> [What you are asked to do] Copy the following items verbatim, keeping every line unchanged.

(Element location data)
┌──
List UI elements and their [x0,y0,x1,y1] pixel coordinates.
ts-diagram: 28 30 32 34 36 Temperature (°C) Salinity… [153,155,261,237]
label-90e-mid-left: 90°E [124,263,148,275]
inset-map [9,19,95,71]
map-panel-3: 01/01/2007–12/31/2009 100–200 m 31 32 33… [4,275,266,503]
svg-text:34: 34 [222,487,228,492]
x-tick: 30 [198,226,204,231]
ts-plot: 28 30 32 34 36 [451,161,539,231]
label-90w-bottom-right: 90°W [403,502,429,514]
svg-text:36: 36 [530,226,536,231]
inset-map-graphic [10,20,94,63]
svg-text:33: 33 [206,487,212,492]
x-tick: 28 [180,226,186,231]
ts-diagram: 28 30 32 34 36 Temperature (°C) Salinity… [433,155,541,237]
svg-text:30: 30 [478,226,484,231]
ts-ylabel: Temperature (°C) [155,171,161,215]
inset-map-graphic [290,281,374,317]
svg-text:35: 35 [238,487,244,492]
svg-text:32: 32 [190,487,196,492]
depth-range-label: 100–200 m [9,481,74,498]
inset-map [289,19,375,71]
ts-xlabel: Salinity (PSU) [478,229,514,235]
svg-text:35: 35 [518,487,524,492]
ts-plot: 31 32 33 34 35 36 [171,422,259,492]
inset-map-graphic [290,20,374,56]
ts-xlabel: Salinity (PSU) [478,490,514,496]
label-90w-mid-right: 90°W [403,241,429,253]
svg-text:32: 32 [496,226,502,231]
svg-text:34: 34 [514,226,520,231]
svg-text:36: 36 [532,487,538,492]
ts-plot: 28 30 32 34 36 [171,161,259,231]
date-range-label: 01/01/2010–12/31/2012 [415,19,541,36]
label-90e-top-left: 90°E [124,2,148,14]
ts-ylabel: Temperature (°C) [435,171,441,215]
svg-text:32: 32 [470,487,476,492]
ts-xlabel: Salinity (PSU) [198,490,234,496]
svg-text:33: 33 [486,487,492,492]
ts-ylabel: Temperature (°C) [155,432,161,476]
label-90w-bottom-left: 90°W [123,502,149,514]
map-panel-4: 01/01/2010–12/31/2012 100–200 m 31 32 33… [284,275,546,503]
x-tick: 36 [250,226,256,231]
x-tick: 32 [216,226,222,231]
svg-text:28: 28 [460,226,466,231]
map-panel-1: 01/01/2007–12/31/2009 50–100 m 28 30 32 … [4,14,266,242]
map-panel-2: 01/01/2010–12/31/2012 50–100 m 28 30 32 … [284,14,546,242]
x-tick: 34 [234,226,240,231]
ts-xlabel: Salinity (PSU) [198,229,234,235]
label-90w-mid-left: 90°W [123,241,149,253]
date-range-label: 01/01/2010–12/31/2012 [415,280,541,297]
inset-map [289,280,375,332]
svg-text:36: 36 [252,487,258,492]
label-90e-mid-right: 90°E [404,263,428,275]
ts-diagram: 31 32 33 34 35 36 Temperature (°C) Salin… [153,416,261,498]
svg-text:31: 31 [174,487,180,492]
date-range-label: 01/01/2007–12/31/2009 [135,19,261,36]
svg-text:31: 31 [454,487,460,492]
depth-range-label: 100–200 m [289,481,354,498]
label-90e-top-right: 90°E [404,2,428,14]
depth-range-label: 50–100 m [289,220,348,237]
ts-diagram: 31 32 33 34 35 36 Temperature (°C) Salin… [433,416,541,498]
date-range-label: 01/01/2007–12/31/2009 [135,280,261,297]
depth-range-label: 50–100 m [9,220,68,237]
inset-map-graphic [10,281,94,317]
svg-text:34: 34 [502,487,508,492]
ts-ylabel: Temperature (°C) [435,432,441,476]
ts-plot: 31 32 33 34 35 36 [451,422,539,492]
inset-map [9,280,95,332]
└──
> [Result of the task]
List UI elements and their [x0,y0,x1,y1] pixel coordinates.
ts-diagram: 28 30 32 34 36 Temperature (°C) Salinity… [153,155,261,237]
label-90e-mid-left: 90°E [124,263,148,275]
inset-map [9,19,95,71]
map-panel-3: 01/01/2007–12/31/2009 100–200 m 31 32 33… [4,275,266,503]
svg-text:34: 34 [222,487,228,492]
x-tick: 30 [198,226,204,231]
ts-plot: 28 30 32 34 36 [451,161,539,231]
label-90w-bottom-right: 90°W [403,502,429,514]
svg-text:36: 36 [530,226,536,231]
inset-map-graphic [10,20,94,63]
svg-text:33: 33 [206,487,212,492]
x-tick: 28 [180,226,186,231]
ts-diagram: 28 30 32 34 36 Temperature (°C) Salinity… [433,155,541,237]
svg-text:30: 30 [478,226,484,231]
ts-ylabel: Temperature (°C) [155,171,161,215]
inset-map-graphic [290,281,374,317]
svg-text:35: 35 [238,487,244,492]
svg-text:32: 32 [190,487,196,492]
depth-range-label: 100–200 m [9,481,74,498]
inset-map [289,19,375,71]
ts-xlabel: Salinity (PSU) [478,229,514,235]
svg-text:35: 35 [518,487,524,492]
ts-plot: 31 32 33 34 35 36 [171,422,259,492]
inset-map-graphic [290,20,374,56]
ts-xlabel: Salinity (PSU) [478,490,514,496]
label-90w-mid-right: 90°W [403,241,429,253]
svg-text:32: 32 [496,226,502,231]
svg-text:34: 34 [514,226,520,231]
svg-text:36: 36 [532,487,538,492]
ts-plot: 28 30 32 34 36 [171,161,259,231]
date-range-label: 01/01/2010–12/31/2012 [415,19,541,36]
label-90e-top-left: 90°E [124,2,148,14]
ts-ylabel: Temperature (°C) [435,171,441,215]
svg-text:32: 32 [470,487,476,492]
ts-xlabel: Salinity (PSU) [198,490,234,496]
svg-text:33: 33 [486,487,492,492]
ts-ylabel: Temperature (°C) [155,432,161,476]
label-90w-bottom-left: 90°W [123,502,149,514]
map-panel-4: 01/01/2010–12/31/2012 100–200 m 31 32 33… [284,275,546,503]
x-tick: 36 [250,226,256,231]
x-tick: 32 [216,226,222,231]
svg-text:28: 28 [460,226,466,231]
map-panel-1: 01/01/2007–12/31/2009 50–100 m 28 30 32 … [4,14,266,242]
map-panel-2: 01/01/2010–12/31/2012 50–100 m 28 30 32 … [284,14,546,242]
x-tick: 34 [234,226,240,231]
ts-xlabel: Salinity (PSU) [198,229,234,235]
label-90w-mid-left: 90°W [123,241,149,253]
date-range-label: 01/01/2010–12/31/2012 [415,280,541,297]
inset-map [289,280,375,332]
svg-text:36: 36 [252,487,258,492]
label-90e-mid-right: 90°E [404,263,428,275]
ts-diagram: 31 32 33 34 35 36 Temperature (°C) Salin… [153,416,261,498]
svg-text:31: 31 [174,487,180,492]
date-range-label: 01/01/2007–12/31/2009 [135,19,261,36]
svg-text:31: 31 [454,487,460,492]
depth-range-label: 100–200 m [289,481,354,498]
label-90e-top-right: 90°E [404,2,428,14]
depth-range-label: 50–100 m [289,220,348,237]
ts-diagram: 31 32 33 34 35 36 Temperature (°C) Salin… [433,416,541,498]
date-range-label: 01/01/2007–12/31/2009 [135,280,261,297]
depth-range-label: 50–100 m [9,220,68,237]
inset-map-graphic [10,281,94,317]
svg-text:34: 34 [502,487,508,492]
ts-ylabel: Temperature (°C) [435,432,441,476]
ts-plot: 31 32 33 34 35 36 [451,422,539,492]
inset-map [9,280,95,332]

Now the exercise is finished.